◆ **Material**
** START **

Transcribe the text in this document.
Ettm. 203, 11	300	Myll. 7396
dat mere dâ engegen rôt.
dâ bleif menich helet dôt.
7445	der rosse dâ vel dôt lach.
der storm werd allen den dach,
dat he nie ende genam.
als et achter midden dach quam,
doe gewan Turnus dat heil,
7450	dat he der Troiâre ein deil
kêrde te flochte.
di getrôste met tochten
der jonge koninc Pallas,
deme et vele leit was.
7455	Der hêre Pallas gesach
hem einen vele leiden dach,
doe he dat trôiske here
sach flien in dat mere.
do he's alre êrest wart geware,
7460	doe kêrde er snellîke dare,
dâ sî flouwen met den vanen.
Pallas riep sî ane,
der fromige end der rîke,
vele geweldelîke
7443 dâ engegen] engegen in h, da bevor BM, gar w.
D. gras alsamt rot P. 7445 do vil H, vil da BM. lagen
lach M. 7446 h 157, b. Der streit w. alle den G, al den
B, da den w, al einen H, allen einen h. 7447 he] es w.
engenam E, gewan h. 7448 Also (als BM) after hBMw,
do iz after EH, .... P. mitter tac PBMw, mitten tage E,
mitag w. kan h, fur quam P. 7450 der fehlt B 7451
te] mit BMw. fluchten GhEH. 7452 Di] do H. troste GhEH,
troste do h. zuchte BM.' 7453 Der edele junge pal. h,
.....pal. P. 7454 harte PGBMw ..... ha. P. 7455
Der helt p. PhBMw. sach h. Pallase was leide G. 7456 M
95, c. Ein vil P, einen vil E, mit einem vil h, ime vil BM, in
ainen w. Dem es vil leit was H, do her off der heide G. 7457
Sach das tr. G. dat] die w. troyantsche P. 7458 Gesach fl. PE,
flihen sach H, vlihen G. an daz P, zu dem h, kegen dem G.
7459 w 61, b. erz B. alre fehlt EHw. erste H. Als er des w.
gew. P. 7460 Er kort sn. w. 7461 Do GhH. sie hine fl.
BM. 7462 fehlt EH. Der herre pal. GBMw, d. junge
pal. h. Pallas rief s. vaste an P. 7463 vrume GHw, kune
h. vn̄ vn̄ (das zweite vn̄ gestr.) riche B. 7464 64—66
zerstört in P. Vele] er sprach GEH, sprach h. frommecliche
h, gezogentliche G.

** END **

◆ **Task brief**
Print the records above in full, exactly.

◆ **Result**
Transcribe the text in this document.
Ettm. 203, 11	300	Myll. 7396
dat mere dâ engegen rôt.
dâ bleif menich helet dôt.
7445	der rosse dâ vel dôt lach.
der storm werd allen den dach,
dat he nie ende genam.
als et achter midden dach quam,
doe gewan Turnus dat heil,
7450	dat he der Troiâre ein deil
kêrde te flochte.
di getrôste met tochten
der jonge koninc Pallas,
deme et vele leit was.
7455	Der hêre Pallas gesach
hem einen vele leiden dach,
doe he dat trôiske here
sach flien in dat mere.
do he's alre êrest wart geware,
7460	doe kêrde er snellîke dare,
dâ sî flouwen met den vanen.
Pallas riep sî ane,
der fromige end der rîke,
vele geweldelîke
7443 dâ engegen] engegen in h, da bevor BM, gar w.
D. gras alsamt rot P. 7445 do vil H, vil da BM. lagen
lach M. 7446 h 157, b. Der streit w. alle den G, al den
B, da den w, al einen H, allen einen h. 7447 he] es w.
engenam E, gewan h. 7448 Also (als BM) after hBMw,
do iz after EH, .... P. mitter tac PBMw, mitten tage E,
mitag w. kan h, fur quam P. 7450 der fehlt B 7451
te] mit BMw. fluchten GhEH. 7452 Di] do H. troste GhEH,
troste do h. zuchte BM.' 7453 Der edele junge pal. h,
.....pal. P. 7454 harte PGBMw ..... ha. P. 7455
Der helt p. PhBMw. sach h. Pallase was leide G. 7456 M
95, c. Ein vil P, einen vil E, mit einem vil h, ime vil BM, in
ainen w. Dem es vil leit was H, do her off der heide G. 7457
Sach das tr. G. dat] die w. troyantsche P. 7458 Gesach fl. PE,
flihen sach H, vlihen G. an daz P, zu dem h, kegen dem G.
7459 w 61, b. erz B. alre fehlt EHw. erste H. Als er des w.
gew. P. 7460 Er kort sn. w. 7461 Do GhH. sie hine fl.
BM. 7462 fehlt EH. Der herre pal. GBMw, d. junge
pal. h. Pallas rief s. vaste an P. 7463 vrume GHw, kune
h. vn̄ vn̄ (das zweite vn̄ gestr.) riche B. 7464 64—66
zerstört in P. Vele] er sprach GEH, sprach h. frommecliche
h, gezogentliche G.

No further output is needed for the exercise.